Provide an exact reproduction of every entry.

(Records about charts and figures)
• • • • • • •
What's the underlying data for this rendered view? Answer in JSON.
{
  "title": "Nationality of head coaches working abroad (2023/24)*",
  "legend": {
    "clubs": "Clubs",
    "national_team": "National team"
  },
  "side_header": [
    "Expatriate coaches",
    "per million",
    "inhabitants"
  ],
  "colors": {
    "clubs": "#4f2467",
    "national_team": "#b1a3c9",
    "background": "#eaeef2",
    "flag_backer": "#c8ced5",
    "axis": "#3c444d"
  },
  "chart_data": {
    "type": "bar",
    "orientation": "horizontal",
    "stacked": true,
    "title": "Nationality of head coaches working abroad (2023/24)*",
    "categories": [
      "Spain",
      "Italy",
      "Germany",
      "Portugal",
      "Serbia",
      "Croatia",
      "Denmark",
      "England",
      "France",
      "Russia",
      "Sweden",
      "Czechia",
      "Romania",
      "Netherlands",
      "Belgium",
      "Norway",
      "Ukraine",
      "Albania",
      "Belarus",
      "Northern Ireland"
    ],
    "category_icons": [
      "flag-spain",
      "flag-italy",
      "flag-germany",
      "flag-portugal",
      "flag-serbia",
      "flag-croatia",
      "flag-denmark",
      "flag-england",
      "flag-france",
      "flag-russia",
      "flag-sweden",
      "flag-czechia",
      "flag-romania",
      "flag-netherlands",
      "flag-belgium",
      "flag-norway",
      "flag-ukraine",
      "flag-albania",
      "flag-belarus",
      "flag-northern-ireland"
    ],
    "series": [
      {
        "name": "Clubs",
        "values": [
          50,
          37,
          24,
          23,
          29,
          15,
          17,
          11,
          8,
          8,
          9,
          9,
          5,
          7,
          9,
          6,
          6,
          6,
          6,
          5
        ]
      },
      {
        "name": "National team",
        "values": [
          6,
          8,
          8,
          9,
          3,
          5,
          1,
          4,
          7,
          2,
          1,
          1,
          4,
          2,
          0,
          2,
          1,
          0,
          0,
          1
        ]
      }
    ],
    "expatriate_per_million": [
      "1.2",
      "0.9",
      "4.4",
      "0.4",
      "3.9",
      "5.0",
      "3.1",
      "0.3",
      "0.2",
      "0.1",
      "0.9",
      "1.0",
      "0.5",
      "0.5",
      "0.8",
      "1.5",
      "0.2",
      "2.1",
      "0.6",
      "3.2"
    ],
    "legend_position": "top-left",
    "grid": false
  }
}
• • • • • • •
— Exercise answer —
What's the underlying data for this rendered view? Answer in JSON.
{
  "title": "Nationality of head coaches working abroad (2023/24)*",
  "legend": {
    "clubs": "Clubs",
    "national_team": "National team"
  },
  "side_header": [
    "Expatriate coaches",
    "per million",
    "inhabitants"
  ],
  "colors": {
    "clubs": "#4f2467",
    "national_team": "#b1a3c9",
    "background": "#eaeef2",
    "flag_backer": "#c8ced5",
    "axis": "#3c444d"
  },
  "chart_data": {
    "type": "bar",
    "orientation": "horizontal",
    "stacked": true,
    "title": "Nationality of head coaches working abroad (2023/24)*",
    "categories": [
      "Spain",
      "Italy",
      "Germany",
      "Portugal",
      "Serbia",
      "Croatia",
      "Denmark",
      "England",
      "France",
      "Russia",
      "Sweden",
      "Czechia",
      "Romania",
      "Netherlands",
      "Belgium",
      "Norway",
      "Ukraine",
      "Albania",
      "Belarus",
      "Northern Ireland"
    ],
    "category_icons": [
      "flag-spain",
      "flag-italy",
      "flag-germany",
      "flag-portugal",
      "flag-serbia",
      "flag-croatia",
      "flag-denmark",
      "flag-england",
      "flag-france",
      "flag-russia",
      "flag-sweden",
      "flag-czechia",
      "flag-romania",
      "flag-netherlands",
      "flag-belgium",
      "flag-norway",
      "flag-ukraine",
      "flag-albania",
      "flag-belarus",
      "flag-northern-ireland"
    ],
    "series": [
      {
        "name": "Clubs",
        "values": [
          50,
          37,
          24,
          23,
          29,
          15,
          17,
          11,
          8,
          8,
          9,
          9,
          5,
          7,
          9,
          6,
          6,
          6,
          6,
          5
        ]
      },
      {
        "name": "National team",
        "values": [
          6,
          8,
          8,
          9,
          3,
          5,
          1,
          4,
          7,
          2,
          1,
          1,
          4,
          2,
          0,
          2,
          1,
          0,
          0,
          1
        ]
      }
    ],
    "expatriate_per_million": [
      "1.2",
      "0.9",
      "4.4",
      "0.4",
      "3.9",
      "5.0",
      "3.1",
      "0.3",
      "0.2",
      "0.1",
      "0.9",
      "1.0",
      "0.5",
      "0.5",
      "0.8",
      "1.5",
      "0.2",
      "2.1",
      "0.6",
      "3.2"
    ],
    "legend_position": "top-left",
    "grid": false
  }
}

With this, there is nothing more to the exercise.